◆ Entries:
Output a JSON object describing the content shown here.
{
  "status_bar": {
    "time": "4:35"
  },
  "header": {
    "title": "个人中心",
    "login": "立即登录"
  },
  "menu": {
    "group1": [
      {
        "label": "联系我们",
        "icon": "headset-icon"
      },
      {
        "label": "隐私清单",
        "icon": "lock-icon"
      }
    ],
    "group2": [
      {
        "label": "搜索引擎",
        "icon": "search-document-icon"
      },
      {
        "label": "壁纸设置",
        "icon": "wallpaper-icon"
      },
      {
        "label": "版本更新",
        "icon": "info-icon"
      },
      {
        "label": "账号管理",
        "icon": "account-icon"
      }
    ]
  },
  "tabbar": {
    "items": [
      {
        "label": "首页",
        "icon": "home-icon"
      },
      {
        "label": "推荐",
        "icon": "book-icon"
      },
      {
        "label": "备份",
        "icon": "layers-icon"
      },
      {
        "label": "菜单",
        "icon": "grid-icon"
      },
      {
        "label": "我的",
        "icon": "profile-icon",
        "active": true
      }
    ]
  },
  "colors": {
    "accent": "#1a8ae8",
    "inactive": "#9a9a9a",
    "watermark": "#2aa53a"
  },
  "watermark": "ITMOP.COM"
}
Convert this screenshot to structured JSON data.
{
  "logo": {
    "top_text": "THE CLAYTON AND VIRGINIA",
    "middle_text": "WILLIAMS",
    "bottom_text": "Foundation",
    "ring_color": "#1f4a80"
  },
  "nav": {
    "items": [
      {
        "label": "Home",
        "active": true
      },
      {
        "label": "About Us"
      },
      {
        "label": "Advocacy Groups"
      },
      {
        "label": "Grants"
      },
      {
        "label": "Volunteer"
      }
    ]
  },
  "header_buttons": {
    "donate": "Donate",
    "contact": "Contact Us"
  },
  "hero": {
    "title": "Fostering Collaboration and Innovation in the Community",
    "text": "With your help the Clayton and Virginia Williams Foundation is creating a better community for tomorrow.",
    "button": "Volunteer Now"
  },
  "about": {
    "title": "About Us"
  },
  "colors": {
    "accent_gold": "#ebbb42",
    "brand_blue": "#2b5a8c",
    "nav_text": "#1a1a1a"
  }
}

◆ To be done: Check each line above for "Foundation" and return the ones that have it.

◆ Problem solution:
    "bottom_text": "Foundation",
    "text": "With your help the Clayton and Virginia Williams Foundation is creating a better community for tomorrow.",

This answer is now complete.